— Start Items —
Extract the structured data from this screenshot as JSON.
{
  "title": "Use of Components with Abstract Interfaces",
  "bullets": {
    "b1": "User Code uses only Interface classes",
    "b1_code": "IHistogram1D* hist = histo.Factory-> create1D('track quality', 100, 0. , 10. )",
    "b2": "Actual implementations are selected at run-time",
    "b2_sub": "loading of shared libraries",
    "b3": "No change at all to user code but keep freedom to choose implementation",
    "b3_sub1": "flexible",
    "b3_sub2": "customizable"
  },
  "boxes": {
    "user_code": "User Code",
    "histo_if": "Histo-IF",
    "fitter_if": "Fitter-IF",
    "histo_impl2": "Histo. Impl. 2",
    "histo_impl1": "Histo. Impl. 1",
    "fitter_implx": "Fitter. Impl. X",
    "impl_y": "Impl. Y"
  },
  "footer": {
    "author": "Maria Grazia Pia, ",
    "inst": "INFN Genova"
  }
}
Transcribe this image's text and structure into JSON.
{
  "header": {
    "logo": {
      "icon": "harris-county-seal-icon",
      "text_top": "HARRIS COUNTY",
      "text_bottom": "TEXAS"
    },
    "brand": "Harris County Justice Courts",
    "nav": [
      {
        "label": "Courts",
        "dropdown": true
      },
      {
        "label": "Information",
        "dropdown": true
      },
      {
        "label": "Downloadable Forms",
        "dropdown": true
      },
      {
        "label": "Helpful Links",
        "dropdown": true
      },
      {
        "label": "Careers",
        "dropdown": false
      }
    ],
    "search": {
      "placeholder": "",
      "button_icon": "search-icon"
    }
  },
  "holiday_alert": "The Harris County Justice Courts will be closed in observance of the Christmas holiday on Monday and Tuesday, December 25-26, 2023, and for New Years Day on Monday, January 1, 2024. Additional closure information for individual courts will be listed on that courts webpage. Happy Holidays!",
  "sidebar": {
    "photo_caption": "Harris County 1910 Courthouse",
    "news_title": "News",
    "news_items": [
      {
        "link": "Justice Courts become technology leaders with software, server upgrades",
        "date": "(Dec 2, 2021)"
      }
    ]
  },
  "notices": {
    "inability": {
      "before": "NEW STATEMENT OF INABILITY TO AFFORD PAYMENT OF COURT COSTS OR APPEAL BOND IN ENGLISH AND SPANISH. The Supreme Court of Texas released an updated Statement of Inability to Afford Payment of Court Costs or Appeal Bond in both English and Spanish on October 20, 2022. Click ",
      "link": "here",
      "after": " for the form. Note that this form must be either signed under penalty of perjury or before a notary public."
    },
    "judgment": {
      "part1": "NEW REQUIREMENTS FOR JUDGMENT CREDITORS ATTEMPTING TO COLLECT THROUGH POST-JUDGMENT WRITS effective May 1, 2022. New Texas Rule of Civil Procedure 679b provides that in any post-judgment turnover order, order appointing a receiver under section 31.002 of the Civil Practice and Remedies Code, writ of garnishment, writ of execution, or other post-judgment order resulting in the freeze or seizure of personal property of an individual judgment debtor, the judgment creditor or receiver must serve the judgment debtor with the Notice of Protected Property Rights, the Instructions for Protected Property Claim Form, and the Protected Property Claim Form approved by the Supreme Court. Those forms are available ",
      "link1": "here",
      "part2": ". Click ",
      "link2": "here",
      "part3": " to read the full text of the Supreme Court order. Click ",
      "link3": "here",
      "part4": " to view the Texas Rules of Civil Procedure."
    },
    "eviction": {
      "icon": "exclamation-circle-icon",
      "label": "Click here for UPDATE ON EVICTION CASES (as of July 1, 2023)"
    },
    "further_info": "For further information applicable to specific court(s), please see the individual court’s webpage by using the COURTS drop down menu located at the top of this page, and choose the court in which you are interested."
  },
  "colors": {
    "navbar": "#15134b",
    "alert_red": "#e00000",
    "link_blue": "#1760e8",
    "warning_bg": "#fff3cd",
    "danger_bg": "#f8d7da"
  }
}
— End Items —
### [What to produce]
Report how many lines of the records above contain the word "must", giving only the number.

### [Finished task]
2